Stated exercise:
Please reproduce the listing below word for word, line by line, omitting any pictures.

Exercise inputs:
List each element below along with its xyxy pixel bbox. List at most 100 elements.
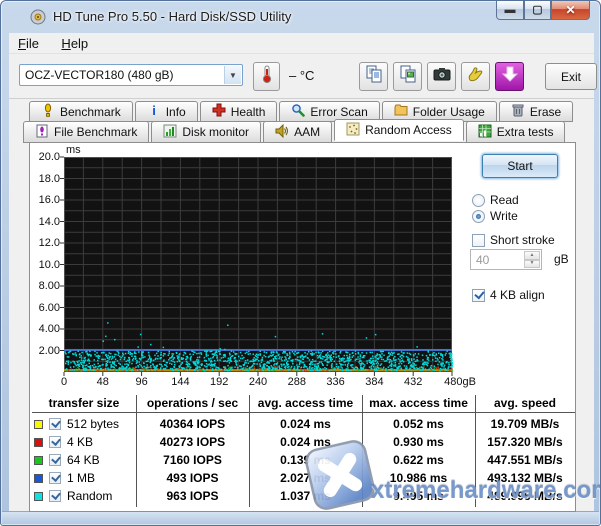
series-checkbox[interactable] [49,490,61,502]
tab-label: Benchmark [60,105,121,119]
tab-label: Disk monitor [182,125,249,139]
transfer-size-label: 1 MB [67,471,95,485]
y-axis-unit-label: ms [66,144,81,156]
table-cell: 1.037 ms [249,489,362,503]
read-radio[interactable]: Read [472,193,519,207]
short-stroke-checkbox[interactable]: Short stroke [472,233,555,247]
copy-text-button[interactable] [359,62,388,91]
tab-label: Erase [530,105,561,119]
folder-usage-icon [394,103,408,120]
series-checkbox[interactable] [49,472,61,484]
align-checkbox[interactable]: 4 KB align [472,288,545,302]
menubar: File Help [9,33,594,54]
read-radio-label: Read [490,193,519,207]
series-checkbox[interactable] [49,454,61,466]
update-button[interactable] [495,62,524,91]
exit-button[interactable]: Exit [545,63,597,90]
tab-extra-tests[interactable]: Extra tests [466,121,566,143]
info-icon: i [147,103,161,120]
x-tick-label: 432 [404,376,422,388]
short-stroke-checkbox-box[interactable] [472,234,485,247]
series-color-swatch [34,492,43,501]
drive-select-combobox[interactable]: OCZ-VECTOR180 (480 gB) ▼ [19,64,243,86]
random-access-icon [346,122,360,139]
y-tick-label: 18.0 [30,173,60,185]
tab-random-access[interactable]: Random Access [334,119,464,141]
read-radio-circle[interactable] [472,194,485,207]
tab-info[interactable]: i Info [135,101,198,122]
stepper-up-icon[interactable]: ▲ [524,251,540,260]
temperature-button[interactable] [253,62,280,91]
y-tick-label: 16.0 [30,194,60,206]
tab-aam[interactable]: AAM [263,121,332,143]
x-tick-label: 240 [249,376,267,388]
maximize-button[interactable]: ▢ [524,1,551,20]
thermometer-icon [258,64,276,89]
x-tick-label: 384 [365,376,383,388]
transfer-size-label: 4 KB [67,435,93,449]
error-scan-icon [291,103,305,120]
latency-scatter-chart [64,157,452,372]
aam-icon [275,124,289,141]
short-stroke-value: 40 [476,253,489,267]
screenshot-button[interactable] [427,62,456,91]
table-header-1: operations / sec [136,396,249,410]
y-tick-label: 10.0 [30,259,60,271]
tab-label: Extra tests [497,125,554,139]
align-checkbox-box[interactable] [472,289,485,302]
menu-file[interactable]: File [9,33,48,54]
donate-button[interactable] [461,62,490,91]
tab-disk-monitor[interactable]: Disk monitor [151,121,261,143]
health-icon [212,103,226,120]
tab-label: Health [231,105,266,119]
tab-erase[interactable]: Erase [499,101,573,122]
short-stroke-label: Short stroke [490,233,555,247]
x-tick-label: 144 [171,376,189,388]
tab-health[interactable]: Health [200,101,278,122]
app-window: HD Tune Pro 5.50 - Hard Disk/SSD Utility… [0,0,601,526]
write-radio[interactable]: Write [472,209,518,223]
table-cell: 0.024 ms [249,435,362,449]
menu-help[interactable]: Help [52,33,97,54]
y-tick-label: 20.0 [30,151,60,163]
close-button[interactable]: ✕ [551,1,590,20]
update-arrow-icon [500,64,520,89]
x-tick-label: 480gB [444,376,476,388]
x-tick-label: 192 [210,376,228,388]
tab-label: File Benchmark [54,125,137,139]
drive-select-value: OCZ-VECTOR180 (480 gB) [25,68,174,82]
short-stroke-size-stepper[interactable]: 40 ▲ ▼ [470,249,542,270]
table-cell: 10.986 ms [362,471,475,485]
series-checkbox[interactable] [49,418,61,430]
write-radio-circle[interactable] [472,210,485,223]
separator [458,188,572,189]
table-cell: 447.551 MB/s [475,453,575,467]
y-tick-label: 6.00 [30,302,60,314]
chevron-down-icon[interactable]: ▼ [224,66,241,84]
minimize-button[interactable]: ▬ [496,1,524,20]
series-checkbox[interactable] [49,436,61,448]
copy-text-icon [364,64,384,89]
x-tick-label: 48 [97,376,109,388]
table-cell: 0.139 ms [249,453,362,467]
separator [458,229,572,230]
series-color-swatch [34,456,43,465]
table-header-4: avg. speed [475,396,575,410]
table-cell: 40364 IOPS [136,417,249,431]
tab-row-2: File Benchmark Disk monitor AAM Random Acce… [23,121,567,143]
tab-label: Folder Usage [413,105,485,119]
start-button[interactable]: Start [482,154,558,178]
tab-file-benchmark[interactable]: File Benchmark [23,121,149,143]
stepper-down-icon[interactable]: ▼ [524,260,540,269]
x-tick-label: 336 [326,376,344,388]
benchmark-icon [41,103,55,120]
table-cell: 40273 IOPS [136,435,249,449]
table-cell: 7160 IOPS [136,453,249,467]
table-header-underline [32,412,575,413]
tab-row-1: BenchmarkiInfoHealthError ScanFolder Usa… [29,101,575,122]
copy-image-button[interactable] [393,62,422,91]
tab-label: Info [166,105,186,119]
tab-label: Random Access [365,123,452,137]
table-cell: 0.930 ms [362,435,475,449]
tab-benchmark[interactable]: Benchmark [29,101,133,122]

Completed exercise:
List each element below along with its xyxy pixel bbox. List at most 100 elements.
series-checkbox[interactable] [49,490,61,502]
tab-label: Benchmark [60,105,121,119]
tab-label: Disk monitor [182,125,249,139]
transfer-size-label: 1 MB [67,471,95,485]
y-axis-unit-label: ms [66,144,81,156]
table-cell: 1.037 ms [249,489,362,503]
read-radio[interactable]: Read [472,193,519,207]
short-stroke-checkbox[interactable]: Short stroke [472,233,555,247]
copy-text-button[interactable] [359,62,388,91]
tab-label: Erase [530,105,561,119]
folder-usage-icon [394,103,408,120]
series-checkbox[interactable] [49,472,61,484]
align-checkbox[interactable]: 4 KB align [472,288,545,302]
menubar: File Help [9,33,594,54]
read-radio-label: Read [490,193,519,207]
series-checkbox[interactable] [49,454,61,466]
update-button[interactable] [495,62,524,91]
exit-button[interactable]: Exit [545,63,597,90]
tab-extra-tests[interactable]: Extra tests [466,121,566,143]
info-icon: i [147,103,161,120]
x-tick-label: 432 [404,376,422,388]
short-stroke-checkbox-box[interactable] [472,234,485,247]
series-color-swatch [34,492,43,501]
drive-select-combobox[interactable]: OCZ-VECTOR180 (480 gB) ▼ [19,64,243,86]
random-access-icon [346,122,360,139]
y-tick-label: 18.0 [30,173,60,185]
tab-random-access[interactable]: Random Access [334,119,464,141]
read-radio-circle[interactable] [472,194,485,207]
tab-info[interactable]: i Info [135,101,198,122]
stepper-up-icon[interactable]: ▲ [524,251,540,260]
temperature-button[interactable] [253,62,280,91]
y-tick-label: 16.0 [30,194,60,206]
tab-aam[interactable]: AAM [263,121,332,143]
x-tick-label: 240 [249,376,267,388]
maximize-button[interactable]: ▢ [524,1,551,20]
thermometer-icon [258,64,276,89]
x-tick-label: 384 [365,376,383,388]
transfer-size-label: 4 KB [67,435,93,449]
error-scan-icon [291,103,305,120]
latency-scatter-chart [64,157,452,372]
aam-icon [275,124,289,141]
short-stroke-value: 40 [476,253,489,267]
screenshot-button[interactable] [427,62,456,91]
table-header-1: operations / sec [136,396,249,410]
y-tick-label: 10.0 [30,259,60,271]
tab-label: Extra tests [497,125,554,139]
align-checkbox-box[interactable] [472,289,485,302]
menu-file[interactable]: File [9,33,48,54]
donate-button[interactable] [461,62,490,91]
tab-disk-monitor[interactable]: Disk monitor [151,121,261,143]
health-icon [212,103,226,120]
tab-label: Health [231,105,266,119]
tab-erase[interactable]: Erase [499,101,573,122]
short-stroke-label: Short stroke [490,233,555,247]
x-tick-label: 144 [171,376,189,388]
tab-health[interactable]: Health [200,101,278,122]
app-window: HD Tune Pro 5.50 - Hard Disk/SSD Utility… [0,0,601,526]
write-radio[interactable]: Write [472,209,518,223]
table-cell: 0.024 ms [249,435,362,449]
menu-help[interactable]: Help [52,33,97,54]
y-tick-label: 20.0 [30,151,60,163]
close-button[interactable]: ✕ [551,1,590,20]
update-arrow-icon [500,64,520,89]
x-tick-label: 480gB [444,376,476,388]
x-tick-label: 192 [210,376,228,388]
tab-label: File Benchmark [54,125,137,139]
drive-select-value: OCZ-VECTOR180 (480 gB) [25,68,174,82]
short-stroke-size-stepper[interactable]: 40 ▲ ▼ [470,249,542,270]
table-cell: 10.986 ms [362,471,475,485]
series-checkbox[interactable] [49,418,61,430]
write-radio-circle[interactable] [472,210,485,223]
separator [458,188,572,189]
table-cell: 447.551 MB/s [475,453,575,467]
y-tick-label: 6.00 [30,302,60,314]
chevron-down-icon[interactable]: ▼ [224,66,241,84]
minimize-button[interactable]: ▬ [496,1,524,20]
series-checkbox[interactable] [49,436,61,448]
copy-text-icon [364,64,384,89]
x-tick-label: 48 [97,376,109,388]
table-cell: 0.139 ms [249,453,362,467]
separator [458,229,572,230]
series-color-swatch [34,456,43,465]
table-header-4: avg. speed [475,396,575,410]
table-cell: 40364 IOPS [136,417,249,431]
tab-row-2: File Benchmark Disk monitor AAM Random Acce… [23,121,567,143]
tab-label: Folder Usage [413,105,485,119]
start-button[interactable]: Start [482,154,558,178]
tab-file-benchmark[interactable]: File Benchmark [23,121,149,143]
stepper-down-icon[interactable]: ▼ [524,260,540,269]
x-tick-label: 336 [326,376,344,388]
benchmark-icon [41,103,55,120]
table-cell: 40273 IOPS [136,435,249,449]
table-cell: 7160 IOPS [136,453,249,467]
table-header-underline [32,412,575,413]
tab-row-1: BenchmarkiInfoHealthError ScanFolder Usa… [29,101,575,122]
copy-image-button[interactable] [393,62,422,91]
tab-label: Info [166,105,186,119]
tab-label: Random Access [365,123,452,137]
table-cell: 0.930 ms [362,435,475,449]
tab-benchmark[interactable]: Benchmark [29,101,133,122]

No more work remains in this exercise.